> [EXERCISE DESCRIPTION]
Read the records and write them out again exactly.
┄┄┄┄┄┄┄┄┄┄
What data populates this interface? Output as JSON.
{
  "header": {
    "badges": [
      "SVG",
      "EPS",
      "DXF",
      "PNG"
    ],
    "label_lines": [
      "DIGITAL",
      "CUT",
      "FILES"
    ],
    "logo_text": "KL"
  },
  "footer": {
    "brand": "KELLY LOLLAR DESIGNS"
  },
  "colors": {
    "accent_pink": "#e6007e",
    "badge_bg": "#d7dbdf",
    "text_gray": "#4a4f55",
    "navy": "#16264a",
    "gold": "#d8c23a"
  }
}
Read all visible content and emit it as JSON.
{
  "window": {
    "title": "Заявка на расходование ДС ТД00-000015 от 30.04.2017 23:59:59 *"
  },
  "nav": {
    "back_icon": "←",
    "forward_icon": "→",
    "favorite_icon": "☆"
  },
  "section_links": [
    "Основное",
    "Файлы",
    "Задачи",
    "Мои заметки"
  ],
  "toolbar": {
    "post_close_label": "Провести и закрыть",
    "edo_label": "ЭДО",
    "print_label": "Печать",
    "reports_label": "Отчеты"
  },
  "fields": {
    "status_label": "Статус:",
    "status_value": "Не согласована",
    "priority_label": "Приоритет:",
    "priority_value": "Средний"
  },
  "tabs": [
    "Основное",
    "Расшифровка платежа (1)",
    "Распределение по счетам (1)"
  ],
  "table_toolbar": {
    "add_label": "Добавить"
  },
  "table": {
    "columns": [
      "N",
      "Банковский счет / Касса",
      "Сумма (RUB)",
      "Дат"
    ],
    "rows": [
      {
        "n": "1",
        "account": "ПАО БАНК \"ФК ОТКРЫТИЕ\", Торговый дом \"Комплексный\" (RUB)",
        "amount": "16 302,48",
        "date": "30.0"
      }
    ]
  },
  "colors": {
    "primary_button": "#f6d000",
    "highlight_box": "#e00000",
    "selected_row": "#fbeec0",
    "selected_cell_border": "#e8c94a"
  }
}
┄┄┄┄┄┄┄┄┄┄
> [PROBLEM SOLUTION]
What data populates this interface? Output as JSON.
{
  "header": {
    "badges": [
      "SVG",
      "EPS",
      "DXF",
      "PNG"
    ],
    "label_lines": [
      "DIGITAL",
      "CUT",
      "FILES"
    ],
    "logo_text": "KL"
  },
  "footer": {
    "brand": "KELLY LOLLAR DESIGNS"
  },
  "colors": {
    "accent_pink": "#e6007e",
    "badge_bg": "#d7dbdf",
    "text_gray": "#4a4f55",
    "navy": "#16264a",
    "gold": "#d8c23a"
  }
}
Read all visible content and emit it as JSON.
{
  "window": {
    "title": "Заявка на расходование ДС ТД00-000015 от 30.04.2017 23:59:59 *"
  },
  "nav": {
    "back_icon": "←",
    "forward_icon": "→",
    "favorite_icon": "☆"
  },
  "section_links": [
    "Основное",
    "Файлы",
    "Задачи",
    "Мои заметки"
  ],
  "toolbar": {
    "post_close_label": "Провести и закрыть",
    "edo_label": "ЭДО",
    "print_label": "Печать",
    "reports_label": "Отчеты"
  },
  "fields": {
    "status_label": "Статус:",
    "status_value": "Не согласована",
    "priority_label": "Приоритет:",
    "priority_value": "Средний"
  },
  "tabs": [
    "Основное",
    "Расшифровка платежа (1)",
    "Распределение по счетам (1)"
  ],
  "table_toolbar": {
    "add_label": "Добавить"
  },
  "table": {
    "columns": [
      "N",
      "Банковский счет / Касса",
      "Сумма (RUB)",
      "Дат"
    ],
    "rows": [
      {
        "n": "1",
        "account": "ПАО БАНК \"ФК ОТКРЫТИЕ\", Торговый дом \"Комплексный\" (RUB)",
        "amount": "16 302,48",
        "date": "30.0"
      }
    ]
  },
  "colors": {
    "primary_button": "#f6d000",
    "highlight_box": "#e00000",
    "selected_row": "#fbeec0",
    "selected_cell_border": "#e8c94a"
  }
}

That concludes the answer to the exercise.